QUOTED TEXT |
** begin **
Oil and dollar: Why Obama’s love for Taj lost out to Saudi King’s death

Obama

Barack and Michelle Obama were supposed to be in Agra on January 27, 2015, visiting the Taj Mahal. Instead they will now be going to Saudi Arabia to pay respects to  King Salman bin Abdulaziz, the recently crowned King of Saudi Arabia and the family of the late King Abdullah bin Abdulaziz, who died on January 23. Bloomberg reports that keeping with religious tradition, Abdullah was was quickly and quietly buried on the day he died.
A newsreport in The Indian Express points out that the “Supreme Court had earlier directed all visitors to the Taj Mahal to disembark at the Shilpgram complex, 500 metres away, and board an electric vehicle to the entry gate.” This was deemed to be a security risk by the Secret Service that guards President Obama and hence, the visit was cancelled.
This reason has since been denied by the White House. A more plausible reason lies in the shared history of Saudi Arabia and the United States. As Adam Smith (George Goodman writing under a pseudonym) writes in Paper Money: “In 1928, the Standard Oil Company of California, Socal, had failed to find oil in Mexico, Ecuador, the Philippines, and Alaska. As a last resort, it bought concession from Gulf on the island of Bahrain, twenty miles off the coast of Saudi Arabia, and found some oil. Socal sought out Harry St. John Philby, a local Ford dealer…who was a friend of the Saudi finance minister, Sheikh Abdullah Sulaiman…For 35,000 gold sovereigns, Socal got the concession for Saudi Arabia. Sheikh Abdullah Sulaiman counted the coins himself. Socal’s Damman Number 7 struck oil at 4,727 feet in 1937.”
This is how Saudi Arabia’s journey as an oil producer started. The United States was the world’s largest producer of oil at that point of time, but its obsession with the automobile had led to a swift decline in its domestic reserves.
President Franklin D. Roosevelt realized that a regular supply of oil was very important for America’s well-being. Immediately after attending the Yalta conference in February 1945, Roosevelt travelled quietly to the USS Quincy, a ship anchored in the Red Sea. Here he met King Ibn Sa’ud of Saudi Arabia, the country which was by then home to the largest oil reserves in the world. Ian Carson and V.V. Vaitheeswaran point this out in their 2007 book, Zoom—The Global Race to Fuel the Car of the Future.
Car production had come to a standstill in the United States during the course of the Second World War. Automobile factories became busy producing planes, tanks, and trucks for the War. Renewed demand was expected to come in after the end of the War. Hence, the country needed to secure another source for an assured supply of oil.
** end **
EXTRACTED MATERIAL |
** begin **
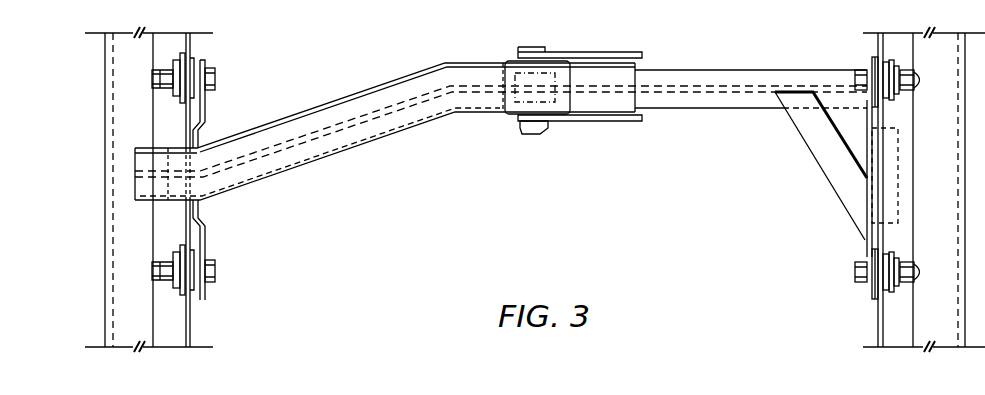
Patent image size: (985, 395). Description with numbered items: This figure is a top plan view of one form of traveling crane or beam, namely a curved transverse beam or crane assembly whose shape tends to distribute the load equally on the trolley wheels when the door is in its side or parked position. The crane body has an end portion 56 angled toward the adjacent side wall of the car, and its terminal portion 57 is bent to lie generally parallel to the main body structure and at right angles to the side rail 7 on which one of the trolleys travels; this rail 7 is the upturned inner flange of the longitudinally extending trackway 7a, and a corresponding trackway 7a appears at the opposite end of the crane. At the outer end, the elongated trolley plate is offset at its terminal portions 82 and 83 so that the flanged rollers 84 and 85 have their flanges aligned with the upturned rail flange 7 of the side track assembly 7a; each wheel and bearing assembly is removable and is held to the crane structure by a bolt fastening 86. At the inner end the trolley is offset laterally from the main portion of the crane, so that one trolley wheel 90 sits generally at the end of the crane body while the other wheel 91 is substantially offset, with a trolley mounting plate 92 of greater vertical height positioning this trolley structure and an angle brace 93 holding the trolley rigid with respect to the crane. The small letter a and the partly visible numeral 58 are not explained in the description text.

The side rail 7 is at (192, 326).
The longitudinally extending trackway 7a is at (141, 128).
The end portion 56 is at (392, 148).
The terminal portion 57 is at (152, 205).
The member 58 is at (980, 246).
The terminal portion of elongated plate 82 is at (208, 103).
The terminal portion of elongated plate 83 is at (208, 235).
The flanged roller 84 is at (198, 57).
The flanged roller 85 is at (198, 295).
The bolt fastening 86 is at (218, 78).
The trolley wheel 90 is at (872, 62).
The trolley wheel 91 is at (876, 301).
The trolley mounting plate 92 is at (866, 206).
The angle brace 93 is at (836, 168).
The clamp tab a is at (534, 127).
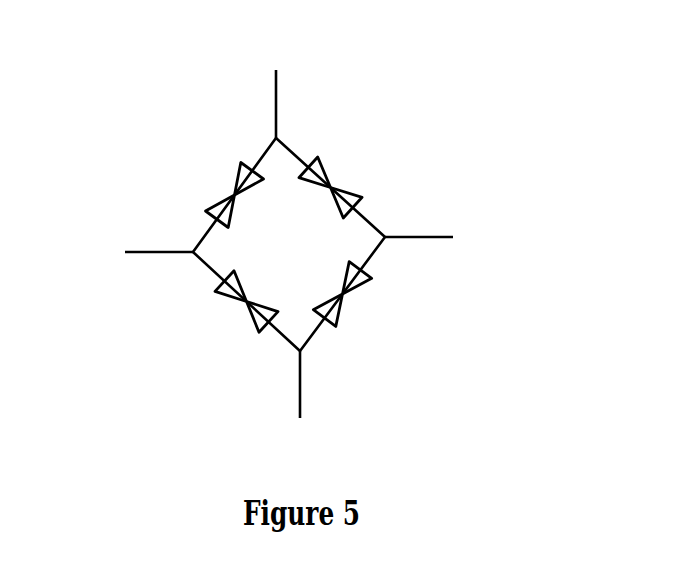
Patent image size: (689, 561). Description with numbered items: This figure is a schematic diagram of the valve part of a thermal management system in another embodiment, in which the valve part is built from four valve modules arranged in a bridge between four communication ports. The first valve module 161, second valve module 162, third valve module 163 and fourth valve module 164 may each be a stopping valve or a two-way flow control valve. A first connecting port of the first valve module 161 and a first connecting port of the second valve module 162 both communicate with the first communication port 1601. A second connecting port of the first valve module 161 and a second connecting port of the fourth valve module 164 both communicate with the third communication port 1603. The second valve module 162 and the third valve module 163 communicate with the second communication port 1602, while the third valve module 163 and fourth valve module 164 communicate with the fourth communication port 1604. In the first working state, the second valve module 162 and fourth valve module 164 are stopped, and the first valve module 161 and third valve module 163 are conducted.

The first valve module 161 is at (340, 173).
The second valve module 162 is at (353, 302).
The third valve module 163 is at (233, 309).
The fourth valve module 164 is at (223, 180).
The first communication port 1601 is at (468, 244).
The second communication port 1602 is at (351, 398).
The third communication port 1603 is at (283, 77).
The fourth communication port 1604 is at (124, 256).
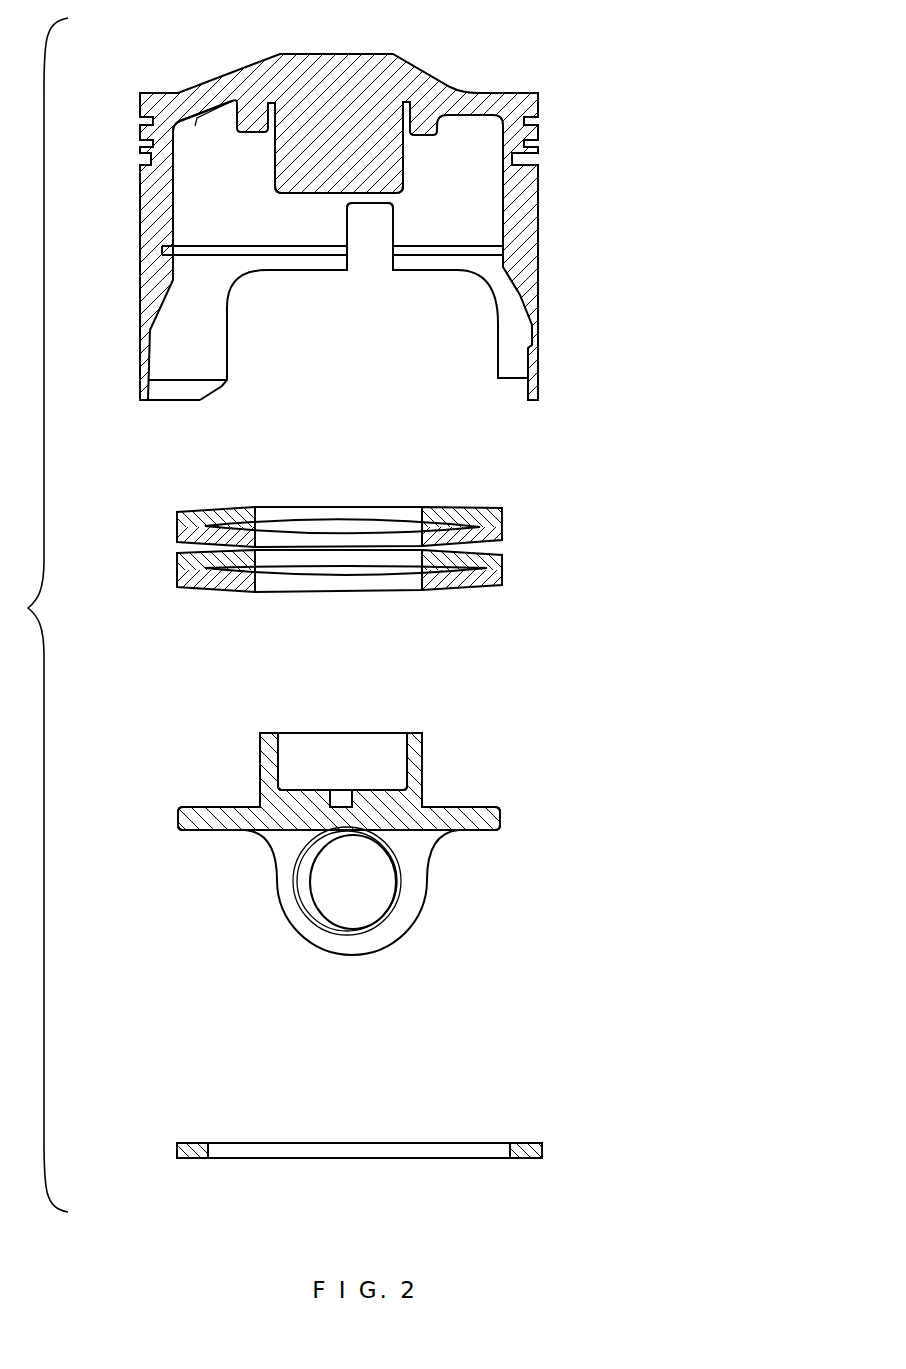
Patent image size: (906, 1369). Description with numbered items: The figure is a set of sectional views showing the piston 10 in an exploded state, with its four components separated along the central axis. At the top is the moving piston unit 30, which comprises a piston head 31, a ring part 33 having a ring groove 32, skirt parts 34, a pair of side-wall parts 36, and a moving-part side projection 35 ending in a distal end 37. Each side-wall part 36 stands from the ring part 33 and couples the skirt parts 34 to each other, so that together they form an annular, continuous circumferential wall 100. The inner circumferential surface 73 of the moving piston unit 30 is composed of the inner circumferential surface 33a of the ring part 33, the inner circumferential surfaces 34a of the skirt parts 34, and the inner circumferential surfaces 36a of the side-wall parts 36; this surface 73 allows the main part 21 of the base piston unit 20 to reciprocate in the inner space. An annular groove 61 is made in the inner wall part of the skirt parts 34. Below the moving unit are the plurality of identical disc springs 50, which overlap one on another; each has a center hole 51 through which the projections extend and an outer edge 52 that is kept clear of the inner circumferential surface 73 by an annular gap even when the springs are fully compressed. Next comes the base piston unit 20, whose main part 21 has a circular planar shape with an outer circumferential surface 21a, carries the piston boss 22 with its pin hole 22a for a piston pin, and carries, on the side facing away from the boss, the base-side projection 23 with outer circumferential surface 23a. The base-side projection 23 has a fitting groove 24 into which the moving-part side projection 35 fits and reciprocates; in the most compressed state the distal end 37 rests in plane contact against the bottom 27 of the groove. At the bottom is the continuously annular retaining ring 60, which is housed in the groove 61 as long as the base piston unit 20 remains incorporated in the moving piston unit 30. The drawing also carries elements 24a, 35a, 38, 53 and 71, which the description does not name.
** end **
WRITTEN PROBLEM 1 | In the article on Obama's cancelled Taj Mahal visit, at what depth did Socal's Damman Number 7 strike oil?
WRITTEN PROBLEM 2 | Reproduce the passage of the article on Obama's cancelled Taj Mahal visit from "Barack and Michelle" to "visit was cancelled.".
WRITTEN PROBLEM 3 | Continue the article on Obama's cancelled Taj Mahal visit and American oil history from the point where it ends.

WRITTEN RESPONSE 1 | 4,727 feet

WRITTEN RESPONSE 2 |
Barack and Michelle Obama were supposed to be in Agra on January 27, 2015, visiting the Taj Mahal. Instead they will now be going to Saudi Arabia to pay respects to  King Salman bin Abdulaziz, the recently crowned King of Saudi Arabia and the family of the late King Abdullah bin Abdulaziz, who died on January 23. Bloomberg reports that keeping with religious tradition, Abdullah was was quickly and quietly buried on the day he died.
A newsreport in The Indian Express points out that the “Supreme Court had earlier directed all visitors to the Taj Mahal to disembark at the Shilpgram complex, 500 metres away, and board an electric vehicle to the entry gate.” This was deemed to be a security risk by the Secret Service that guards President Obama and hence, the visit was cancelled.

WRITTEN RESPONSE 3 |
So, in return for access to the Saudi Arabian oil reserves, King Ibn Sa’ud was promised full American military support to the ruling clan of Sa’ud. It is important to remember that the American security guarantee made by President Roosevelt was extended not to the people of Saudi Arabia nor to the government of Saudi Arabia but to the ruling clan of Al Sa’uds.
Over the years, Saudi Arabia further returned the favour by ensuring that Organization of the Petroleum Exporting Countries (OPEC) continued to price oil in terms of dollars despite the fact that it was losing value against other currencies, especially in the 1970s.
Attempts were made by other members of the OPEC to price oil in a basket of currencies, but Saudi Arabia did not agree to it. This ensured that oil continued to be the international reserve and trading currency. Most countries in the world did not produce oil and hence, needed dollars to buy oil. This meant that they had to sell their exports in dollars in order to earn the dollars to buy oil.
If Saudi Arabia and OPEC had decided to abandon the dollar, it would have meant that the demand for the dollar would have come crashing down, as countries would no longer need dollars to pay for oil. Hence, oil will continue to be priced in dollars as long as Al Sa’uds continue to rule Saudi Arabia because they have the security guarantee from the United States.
Further, Saudi Arabia remains a close ally of the United States despite the fact that the late Osama bin Laden was a Saudi by birth. Osama was the son of Mohammed bin Awad bin Laden and his tenth wife, Hamida al-Attas. The senior bin Laden was a construction magnate who was believed to have had close ties with the Saudi Royal family.
Since 2008, a lot of shale oil has been discovered in the United States and the production of oil in the United States has gone up by four million barrels per day to nine millions barrels per day, with almost all of the increase coming from increased production of shale oil. This is only a million barrels per day lower than the daily oil production of Saudi Arabia.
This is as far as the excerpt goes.